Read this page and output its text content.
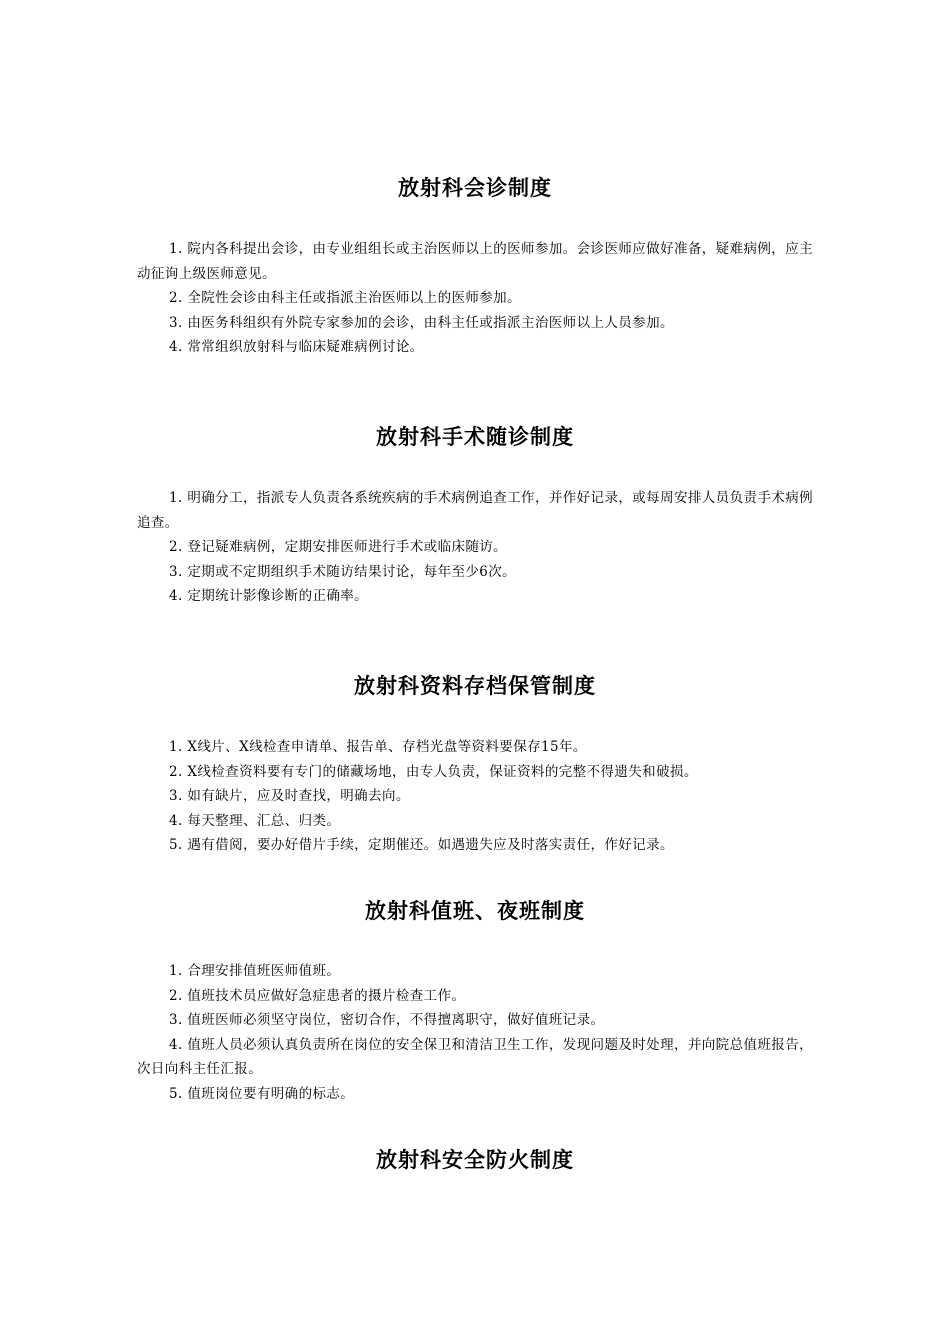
放射科会诊制度

1. 院内各科提出会诊，由专业组组长或主治医师以上的医师参加。会诊医师应做好准备，疑难病例，应主动征询上级医师意见。

2. 全院性会诊由科主任或指派主治医师以上的医师参加。

3. 由医务科组织有外院专家参加的会诊，由科主任或指派主治医师以上人员参加。

4. 常常组织放射科与临床疑难病例讨论。

放射科手术随诊制度

1. 明确分工，指派专人负责各系统疾病的手术病例追查工作，并作好记录，或每周安排人员负责手术病例追查。

2. 登记疑难病例，定期安排医师进行手术或临床随访。

3. 定期或不定期组织手术随访结果讨论，每年至少6次。

4. 定期统计影像诊断的正确率。

放射科资料存档保管制度

1. X线片、X线检查申请单、报告单、存档光盘等资料要保存15年。

2. X线检查资料要有专门的储藏场地，由专人负责，保证资料的完整不得遗失和破损。

3. 如有缺片，应及时查找，明确去向。

4. 每天整理、汇总、归类。

5. 遇有借阅，要办好借片手续，定期催还。如遇遗失应及时落实责任，作好记录。

放射科值班、夜班制度

1. 合理安排值班医师值班。

2. 值班技术员应做好急症患者的摄片检查工作。

3. 值班医师必须坚守岗位，密切合作，不得擅离职守，做好值班记录。

4. 值班人员必须认真负责所在岗位的安全保卫和清洁卫生工作，发现问题及时处理，并向院总值班报告，次日向科主任汇报。

5. 值班岗位要有明确的标志。

放射科安全防火制度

» **STATED GOAL**
Copy out the listing exactly as it stands, but not the pictures.

» **EXPECTED ANSWER**
Read this page and output its text content.
放射科会诊制度

1. 院内各科提出会诊，由专业组组长或主治医师以上的医师参加。会诊医师应做好准备，疑难病例，应主动征询上级医师意见。

2. 全院性会诊由科主任或指派主治医师以上的医师参加。

3. 由医务科组织有外院专家参加的会诊，由科主任或指派主治医师以上人员参加。

4. 常常组织放射科与临床疑难病例讨论。

放射科手术随诊制度

1. 明确分工，指派专人负责各系统疾病的手术病例追查工作，并作好记录，或每周安排人员负责手术病例追查。

2. 登记疑难病例，定期安排医师进行手术或临床随访。

3. 定期或不定期组织手术随访结果讨论，每年至少6次。

4. 定期统计影像诊断的正确率。

放射科资料存档保管制度

1. X线片、X线检查申请单、报告单、存档光盘等资料要保存15年。

2. X线检查资料要有专门的储藏场地，由专人负责，保证资料的完整不得遗失和破损。

3. 如有缺片，应及时查找，明确去向。

4. 每天整理、汇总、归类。

5. 遇有借阅，要办好借片手续，定期催还。如遇遗失应及时落实责任，作好记录。

放射科值班、夜班制度

1. 合理安排值班医师值班。

2. 值班技术员应做好急症患者的摄片检查工作。

3. 值班医师必须坚守岗位，密切合作，不得擅离职守，做好值班记录。

4. 值班人员必须认真负责所在岗位的安全保卫和清洁卫生工作，发现问题及时处理，并向院总值班报告，次日向科主任汇报。

5. 值班岗位要有明确的标志。

放射科安全防火制度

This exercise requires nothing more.